• WRITTEN EXERCISE:
Extract the data from the line containing "post-caption: No food." through the line containing "comment-text: True loyalty", repeating each line as it appears.

• DATA RECORDS:
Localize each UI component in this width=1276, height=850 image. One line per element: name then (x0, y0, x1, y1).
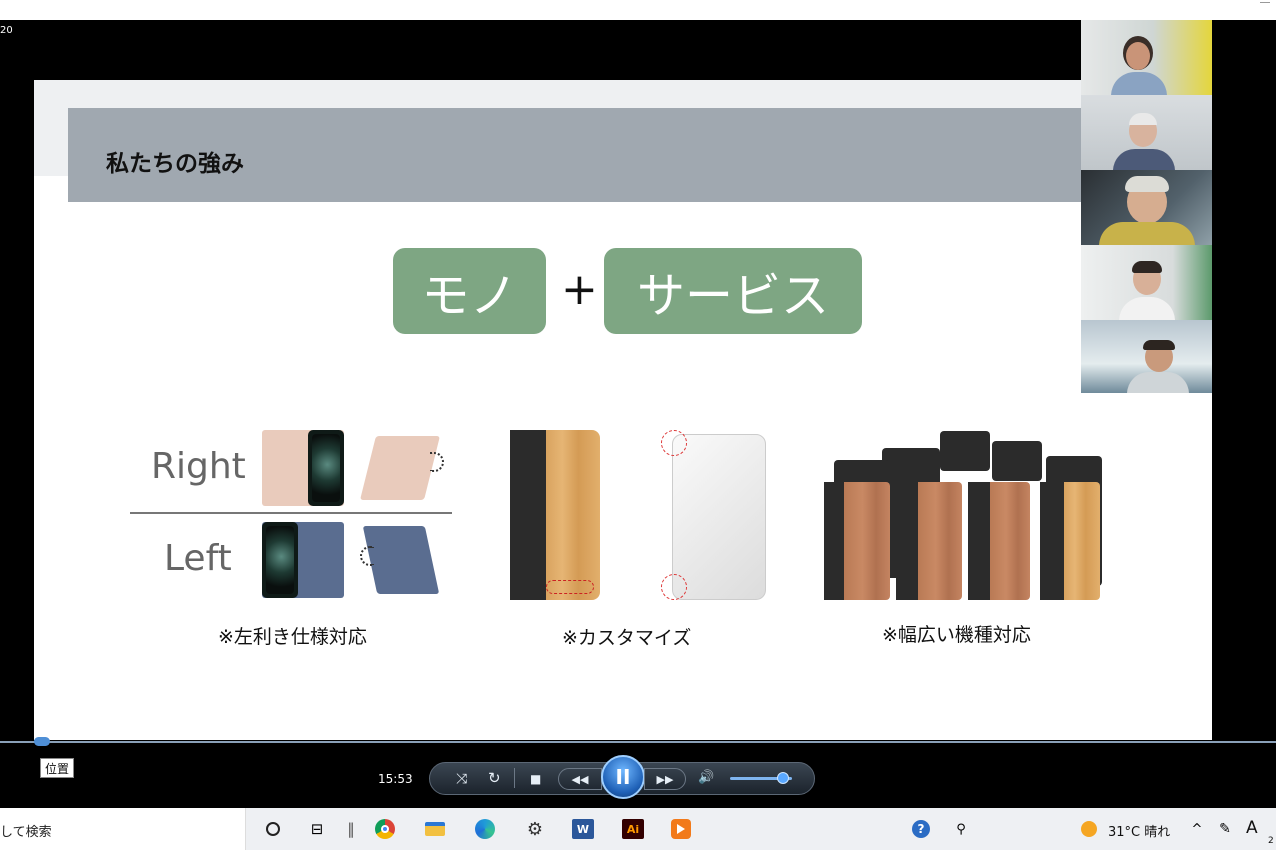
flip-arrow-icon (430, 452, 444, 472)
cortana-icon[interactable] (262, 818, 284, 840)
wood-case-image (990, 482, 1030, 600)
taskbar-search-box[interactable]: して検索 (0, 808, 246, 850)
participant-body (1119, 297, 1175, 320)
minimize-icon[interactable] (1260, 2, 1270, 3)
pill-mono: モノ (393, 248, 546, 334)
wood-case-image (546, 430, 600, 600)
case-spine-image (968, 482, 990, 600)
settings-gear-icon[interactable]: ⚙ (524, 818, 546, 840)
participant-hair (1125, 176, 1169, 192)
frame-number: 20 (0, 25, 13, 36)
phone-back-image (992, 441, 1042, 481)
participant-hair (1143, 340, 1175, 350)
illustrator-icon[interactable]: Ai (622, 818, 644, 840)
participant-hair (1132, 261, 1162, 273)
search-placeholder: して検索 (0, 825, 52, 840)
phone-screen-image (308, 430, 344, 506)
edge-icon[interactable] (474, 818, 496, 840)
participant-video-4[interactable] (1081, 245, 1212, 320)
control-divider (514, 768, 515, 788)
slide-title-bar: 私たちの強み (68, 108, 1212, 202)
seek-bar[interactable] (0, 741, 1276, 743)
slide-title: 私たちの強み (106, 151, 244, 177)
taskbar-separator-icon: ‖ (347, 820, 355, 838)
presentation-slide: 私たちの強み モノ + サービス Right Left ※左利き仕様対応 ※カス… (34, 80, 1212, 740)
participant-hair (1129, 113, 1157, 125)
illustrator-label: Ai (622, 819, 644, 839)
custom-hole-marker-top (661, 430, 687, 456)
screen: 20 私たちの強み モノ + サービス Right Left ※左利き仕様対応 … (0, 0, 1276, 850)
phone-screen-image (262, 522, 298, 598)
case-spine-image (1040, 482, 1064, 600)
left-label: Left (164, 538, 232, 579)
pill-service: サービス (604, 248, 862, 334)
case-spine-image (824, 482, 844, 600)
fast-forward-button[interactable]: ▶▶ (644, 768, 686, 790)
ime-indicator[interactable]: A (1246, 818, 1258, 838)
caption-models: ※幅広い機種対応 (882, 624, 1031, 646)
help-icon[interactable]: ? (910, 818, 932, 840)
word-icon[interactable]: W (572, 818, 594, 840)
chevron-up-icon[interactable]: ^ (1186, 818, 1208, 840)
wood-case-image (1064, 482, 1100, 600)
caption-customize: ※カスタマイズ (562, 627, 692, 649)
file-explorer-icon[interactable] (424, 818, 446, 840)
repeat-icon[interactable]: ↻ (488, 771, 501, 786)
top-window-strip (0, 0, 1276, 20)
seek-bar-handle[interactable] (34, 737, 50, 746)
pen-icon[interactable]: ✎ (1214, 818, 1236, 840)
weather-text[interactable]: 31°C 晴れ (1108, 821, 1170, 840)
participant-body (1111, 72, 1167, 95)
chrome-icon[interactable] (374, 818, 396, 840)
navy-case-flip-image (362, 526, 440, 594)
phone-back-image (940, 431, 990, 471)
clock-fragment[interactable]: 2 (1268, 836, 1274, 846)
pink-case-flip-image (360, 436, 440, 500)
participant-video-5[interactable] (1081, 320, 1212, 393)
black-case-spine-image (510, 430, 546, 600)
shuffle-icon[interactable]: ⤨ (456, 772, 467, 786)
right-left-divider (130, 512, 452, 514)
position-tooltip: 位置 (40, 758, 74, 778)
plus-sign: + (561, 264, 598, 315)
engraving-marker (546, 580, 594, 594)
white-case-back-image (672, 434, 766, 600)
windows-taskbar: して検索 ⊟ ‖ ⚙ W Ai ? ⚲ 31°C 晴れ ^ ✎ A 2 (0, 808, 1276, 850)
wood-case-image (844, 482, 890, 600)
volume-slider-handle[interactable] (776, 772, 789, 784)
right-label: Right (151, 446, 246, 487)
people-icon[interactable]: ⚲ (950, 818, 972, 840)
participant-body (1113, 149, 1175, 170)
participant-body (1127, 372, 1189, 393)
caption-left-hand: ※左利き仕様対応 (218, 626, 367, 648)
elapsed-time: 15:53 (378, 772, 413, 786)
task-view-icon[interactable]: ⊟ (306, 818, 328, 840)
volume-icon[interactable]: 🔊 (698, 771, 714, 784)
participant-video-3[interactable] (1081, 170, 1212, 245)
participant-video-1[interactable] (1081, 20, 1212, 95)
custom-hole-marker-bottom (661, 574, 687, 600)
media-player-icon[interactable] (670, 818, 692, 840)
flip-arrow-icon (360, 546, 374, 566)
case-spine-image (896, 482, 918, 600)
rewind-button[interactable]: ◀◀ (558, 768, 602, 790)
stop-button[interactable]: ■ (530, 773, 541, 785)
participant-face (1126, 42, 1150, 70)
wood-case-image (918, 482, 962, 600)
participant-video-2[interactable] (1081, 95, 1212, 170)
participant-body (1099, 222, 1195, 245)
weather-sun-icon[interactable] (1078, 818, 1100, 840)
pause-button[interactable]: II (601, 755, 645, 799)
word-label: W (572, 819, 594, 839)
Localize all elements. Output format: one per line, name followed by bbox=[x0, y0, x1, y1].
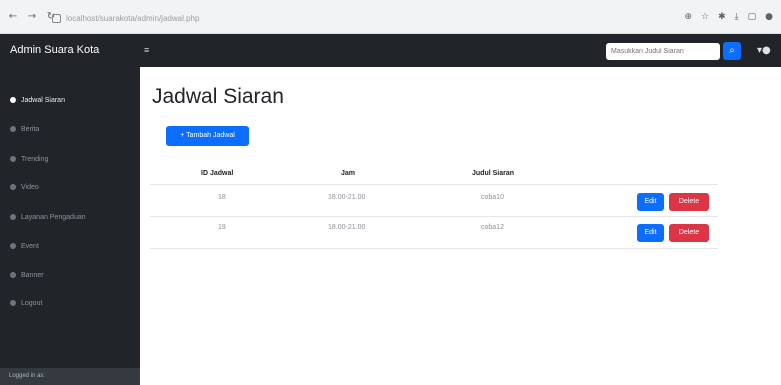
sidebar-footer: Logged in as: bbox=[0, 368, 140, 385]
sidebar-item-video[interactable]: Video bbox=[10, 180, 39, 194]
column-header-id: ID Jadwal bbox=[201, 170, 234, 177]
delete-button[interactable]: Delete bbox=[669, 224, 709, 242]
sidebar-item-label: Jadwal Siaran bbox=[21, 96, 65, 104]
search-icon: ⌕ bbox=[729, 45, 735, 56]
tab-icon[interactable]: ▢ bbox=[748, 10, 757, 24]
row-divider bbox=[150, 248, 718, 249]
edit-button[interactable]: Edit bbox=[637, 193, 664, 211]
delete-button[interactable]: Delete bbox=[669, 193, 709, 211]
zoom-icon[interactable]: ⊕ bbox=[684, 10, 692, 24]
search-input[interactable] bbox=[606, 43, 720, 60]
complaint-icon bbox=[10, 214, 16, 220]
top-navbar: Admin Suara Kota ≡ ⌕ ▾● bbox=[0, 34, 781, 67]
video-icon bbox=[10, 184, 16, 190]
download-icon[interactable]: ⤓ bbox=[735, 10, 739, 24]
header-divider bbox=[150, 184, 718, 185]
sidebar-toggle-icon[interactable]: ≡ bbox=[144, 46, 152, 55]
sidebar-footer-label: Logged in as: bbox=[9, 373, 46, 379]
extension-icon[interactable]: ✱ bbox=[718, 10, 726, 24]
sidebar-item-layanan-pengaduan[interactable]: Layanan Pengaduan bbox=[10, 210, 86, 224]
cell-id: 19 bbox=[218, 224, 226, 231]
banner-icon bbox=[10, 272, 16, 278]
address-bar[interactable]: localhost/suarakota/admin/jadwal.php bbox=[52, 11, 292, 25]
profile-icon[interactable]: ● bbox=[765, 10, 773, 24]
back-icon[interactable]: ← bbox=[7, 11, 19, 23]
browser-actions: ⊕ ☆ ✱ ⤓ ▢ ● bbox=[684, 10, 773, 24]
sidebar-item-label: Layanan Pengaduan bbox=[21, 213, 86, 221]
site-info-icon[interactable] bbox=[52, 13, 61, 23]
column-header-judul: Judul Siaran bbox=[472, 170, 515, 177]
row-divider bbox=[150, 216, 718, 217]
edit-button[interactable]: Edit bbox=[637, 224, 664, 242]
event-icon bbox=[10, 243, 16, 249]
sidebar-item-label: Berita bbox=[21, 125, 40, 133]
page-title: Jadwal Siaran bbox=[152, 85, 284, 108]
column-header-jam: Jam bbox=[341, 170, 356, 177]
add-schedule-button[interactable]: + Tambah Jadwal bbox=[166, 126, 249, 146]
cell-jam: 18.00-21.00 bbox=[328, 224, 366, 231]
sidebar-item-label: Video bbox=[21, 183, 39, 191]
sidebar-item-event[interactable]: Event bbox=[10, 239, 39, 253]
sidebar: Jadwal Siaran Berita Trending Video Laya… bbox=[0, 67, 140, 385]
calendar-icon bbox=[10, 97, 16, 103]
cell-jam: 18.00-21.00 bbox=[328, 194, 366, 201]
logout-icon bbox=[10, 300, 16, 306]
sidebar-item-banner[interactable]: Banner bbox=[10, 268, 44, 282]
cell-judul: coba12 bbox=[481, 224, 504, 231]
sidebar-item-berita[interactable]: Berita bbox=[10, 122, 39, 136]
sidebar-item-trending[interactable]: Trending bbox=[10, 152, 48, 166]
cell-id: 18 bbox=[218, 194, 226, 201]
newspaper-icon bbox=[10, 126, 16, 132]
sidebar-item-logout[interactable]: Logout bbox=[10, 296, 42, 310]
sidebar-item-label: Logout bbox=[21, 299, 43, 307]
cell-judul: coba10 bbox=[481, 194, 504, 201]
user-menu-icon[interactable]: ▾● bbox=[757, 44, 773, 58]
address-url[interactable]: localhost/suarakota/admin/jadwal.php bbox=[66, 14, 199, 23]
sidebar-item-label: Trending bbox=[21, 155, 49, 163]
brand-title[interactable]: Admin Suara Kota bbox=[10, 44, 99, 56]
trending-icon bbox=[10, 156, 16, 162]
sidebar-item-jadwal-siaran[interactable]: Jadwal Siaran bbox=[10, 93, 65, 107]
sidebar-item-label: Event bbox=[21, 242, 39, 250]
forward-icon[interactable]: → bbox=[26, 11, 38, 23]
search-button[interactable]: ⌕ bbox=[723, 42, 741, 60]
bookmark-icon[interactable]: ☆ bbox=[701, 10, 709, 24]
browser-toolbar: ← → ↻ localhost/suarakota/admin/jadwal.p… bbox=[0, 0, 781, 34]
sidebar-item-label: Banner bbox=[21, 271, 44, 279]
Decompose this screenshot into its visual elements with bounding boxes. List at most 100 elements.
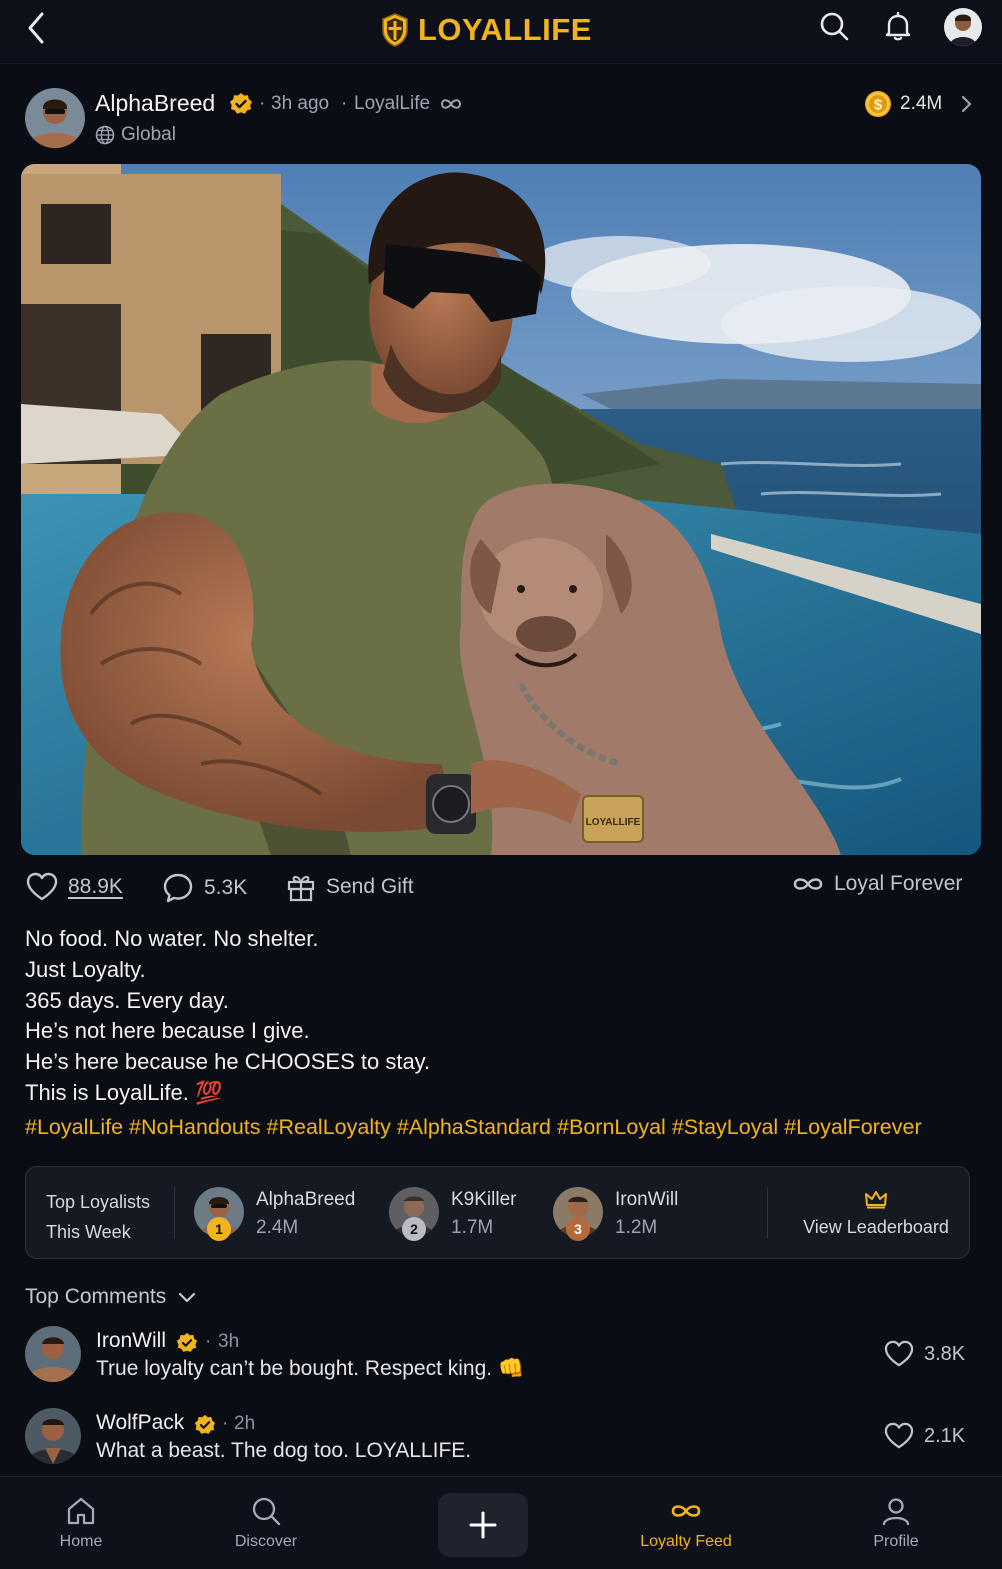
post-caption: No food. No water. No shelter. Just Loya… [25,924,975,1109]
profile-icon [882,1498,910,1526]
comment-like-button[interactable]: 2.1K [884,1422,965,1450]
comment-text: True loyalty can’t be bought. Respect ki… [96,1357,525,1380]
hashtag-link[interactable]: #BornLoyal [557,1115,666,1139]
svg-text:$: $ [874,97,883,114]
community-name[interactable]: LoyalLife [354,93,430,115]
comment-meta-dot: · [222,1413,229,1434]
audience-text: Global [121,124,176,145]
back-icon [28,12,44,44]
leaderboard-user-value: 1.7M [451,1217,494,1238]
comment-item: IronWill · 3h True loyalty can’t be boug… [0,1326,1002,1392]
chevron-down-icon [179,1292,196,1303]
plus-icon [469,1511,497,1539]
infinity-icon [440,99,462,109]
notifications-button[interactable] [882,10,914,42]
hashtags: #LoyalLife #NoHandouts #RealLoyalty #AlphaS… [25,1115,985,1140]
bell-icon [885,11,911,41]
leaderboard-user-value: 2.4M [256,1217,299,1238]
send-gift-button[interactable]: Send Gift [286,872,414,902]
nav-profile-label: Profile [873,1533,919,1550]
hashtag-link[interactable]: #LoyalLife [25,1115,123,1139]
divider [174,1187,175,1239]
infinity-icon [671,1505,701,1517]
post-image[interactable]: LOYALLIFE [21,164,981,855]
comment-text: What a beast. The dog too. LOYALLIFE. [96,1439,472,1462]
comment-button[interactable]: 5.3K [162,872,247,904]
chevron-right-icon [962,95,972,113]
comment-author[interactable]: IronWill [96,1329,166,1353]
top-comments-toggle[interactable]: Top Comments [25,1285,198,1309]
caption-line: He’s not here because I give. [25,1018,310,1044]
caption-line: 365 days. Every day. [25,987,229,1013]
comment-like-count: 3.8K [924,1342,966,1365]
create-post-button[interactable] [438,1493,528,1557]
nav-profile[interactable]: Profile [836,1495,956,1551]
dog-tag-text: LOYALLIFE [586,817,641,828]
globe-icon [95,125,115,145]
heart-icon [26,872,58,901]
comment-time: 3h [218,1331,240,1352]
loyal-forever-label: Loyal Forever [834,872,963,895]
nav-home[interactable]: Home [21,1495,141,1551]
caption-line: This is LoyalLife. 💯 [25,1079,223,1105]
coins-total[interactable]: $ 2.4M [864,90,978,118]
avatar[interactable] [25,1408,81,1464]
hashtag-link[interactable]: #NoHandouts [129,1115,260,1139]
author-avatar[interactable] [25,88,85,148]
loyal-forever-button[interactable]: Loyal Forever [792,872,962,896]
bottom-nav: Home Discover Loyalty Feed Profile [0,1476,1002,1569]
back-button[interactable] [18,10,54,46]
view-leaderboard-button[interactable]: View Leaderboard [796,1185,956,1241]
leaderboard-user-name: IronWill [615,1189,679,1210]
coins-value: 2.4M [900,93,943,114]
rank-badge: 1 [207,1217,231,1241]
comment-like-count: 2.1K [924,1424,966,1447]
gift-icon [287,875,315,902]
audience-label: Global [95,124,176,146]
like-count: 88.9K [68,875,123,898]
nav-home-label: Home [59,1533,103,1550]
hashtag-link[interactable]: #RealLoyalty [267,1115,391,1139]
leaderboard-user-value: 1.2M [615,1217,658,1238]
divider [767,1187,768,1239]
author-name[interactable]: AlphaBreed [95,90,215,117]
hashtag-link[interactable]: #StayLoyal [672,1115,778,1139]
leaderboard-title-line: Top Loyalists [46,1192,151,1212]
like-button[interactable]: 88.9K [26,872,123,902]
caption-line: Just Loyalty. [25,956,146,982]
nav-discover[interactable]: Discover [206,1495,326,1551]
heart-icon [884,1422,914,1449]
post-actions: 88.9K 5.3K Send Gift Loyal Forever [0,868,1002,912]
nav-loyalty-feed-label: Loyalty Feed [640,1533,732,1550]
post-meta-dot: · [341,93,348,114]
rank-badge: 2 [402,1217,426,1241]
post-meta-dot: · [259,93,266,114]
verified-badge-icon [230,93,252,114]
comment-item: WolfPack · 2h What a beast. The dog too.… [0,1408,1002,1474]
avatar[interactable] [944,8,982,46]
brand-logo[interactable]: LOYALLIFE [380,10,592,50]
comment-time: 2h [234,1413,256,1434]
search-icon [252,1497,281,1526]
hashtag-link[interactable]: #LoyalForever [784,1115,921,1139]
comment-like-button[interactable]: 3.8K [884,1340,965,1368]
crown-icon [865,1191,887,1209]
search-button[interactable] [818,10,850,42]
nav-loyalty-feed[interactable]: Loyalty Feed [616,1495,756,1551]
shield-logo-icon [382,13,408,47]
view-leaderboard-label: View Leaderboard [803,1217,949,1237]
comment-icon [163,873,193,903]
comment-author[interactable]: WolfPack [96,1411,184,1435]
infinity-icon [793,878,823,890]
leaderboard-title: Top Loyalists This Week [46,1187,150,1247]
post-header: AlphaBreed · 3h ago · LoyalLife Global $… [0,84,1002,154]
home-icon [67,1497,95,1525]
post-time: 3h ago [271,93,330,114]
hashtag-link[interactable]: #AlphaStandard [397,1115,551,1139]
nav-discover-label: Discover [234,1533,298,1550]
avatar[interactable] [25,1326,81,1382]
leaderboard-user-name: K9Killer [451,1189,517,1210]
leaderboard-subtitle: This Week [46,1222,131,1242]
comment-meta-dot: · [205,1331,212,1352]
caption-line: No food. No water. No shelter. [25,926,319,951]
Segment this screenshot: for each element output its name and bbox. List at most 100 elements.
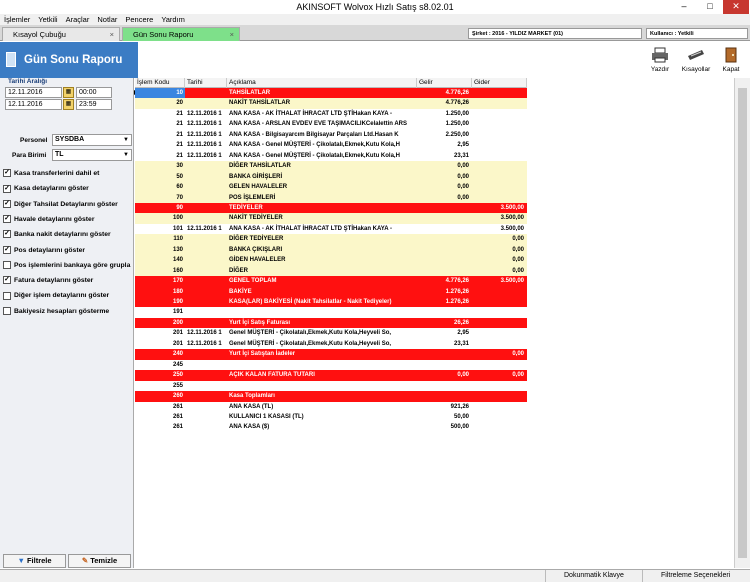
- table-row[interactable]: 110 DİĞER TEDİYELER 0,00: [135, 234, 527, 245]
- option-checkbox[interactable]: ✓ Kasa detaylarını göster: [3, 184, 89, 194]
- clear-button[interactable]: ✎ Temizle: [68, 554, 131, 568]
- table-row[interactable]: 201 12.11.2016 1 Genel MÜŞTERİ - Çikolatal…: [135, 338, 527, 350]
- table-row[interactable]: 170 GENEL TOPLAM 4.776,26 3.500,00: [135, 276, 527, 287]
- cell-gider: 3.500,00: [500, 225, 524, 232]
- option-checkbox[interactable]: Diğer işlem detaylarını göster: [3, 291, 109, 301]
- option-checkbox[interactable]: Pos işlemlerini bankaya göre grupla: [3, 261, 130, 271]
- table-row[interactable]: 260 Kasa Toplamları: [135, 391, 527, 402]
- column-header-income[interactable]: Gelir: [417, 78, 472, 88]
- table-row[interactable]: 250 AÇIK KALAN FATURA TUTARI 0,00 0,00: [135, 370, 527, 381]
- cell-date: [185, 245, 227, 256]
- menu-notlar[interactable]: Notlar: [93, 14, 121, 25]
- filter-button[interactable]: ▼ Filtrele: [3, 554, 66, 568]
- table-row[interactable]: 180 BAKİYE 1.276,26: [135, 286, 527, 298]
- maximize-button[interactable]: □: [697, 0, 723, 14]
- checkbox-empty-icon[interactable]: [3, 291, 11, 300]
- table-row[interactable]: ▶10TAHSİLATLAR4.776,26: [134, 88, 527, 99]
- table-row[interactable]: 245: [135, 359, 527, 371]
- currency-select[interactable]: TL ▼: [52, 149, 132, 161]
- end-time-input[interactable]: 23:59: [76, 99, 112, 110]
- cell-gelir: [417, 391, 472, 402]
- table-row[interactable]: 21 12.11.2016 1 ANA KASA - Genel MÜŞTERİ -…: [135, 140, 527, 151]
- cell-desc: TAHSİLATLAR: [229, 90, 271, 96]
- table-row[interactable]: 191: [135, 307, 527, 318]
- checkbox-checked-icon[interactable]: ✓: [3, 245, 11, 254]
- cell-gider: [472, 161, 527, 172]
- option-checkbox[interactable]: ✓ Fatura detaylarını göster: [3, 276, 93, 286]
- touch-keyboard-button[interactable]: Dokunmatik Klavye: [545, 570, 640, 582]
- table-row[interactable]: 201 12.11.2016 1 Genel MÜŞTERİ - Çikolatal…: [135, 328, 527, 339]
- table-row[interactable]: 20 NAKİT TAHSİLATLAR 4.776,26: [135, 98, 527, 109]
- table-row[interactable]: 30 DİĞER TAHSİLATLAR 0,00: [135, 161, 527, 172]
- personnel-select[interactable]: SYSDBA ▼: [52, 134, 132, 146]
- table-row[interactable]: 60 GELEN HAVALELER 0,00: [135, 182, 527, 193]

• TASK SOLUTION:
post-caption: No food. No water. No shelter. Just Loya… [25,924,975,1109]
profile-icon [882,1498,910,1526]
comment-like-button[interactable]: 2.1K [884,1422,965,1450]
comment-text: True loyalty can’t be bought. Respect ki… [96,1357,525,1380]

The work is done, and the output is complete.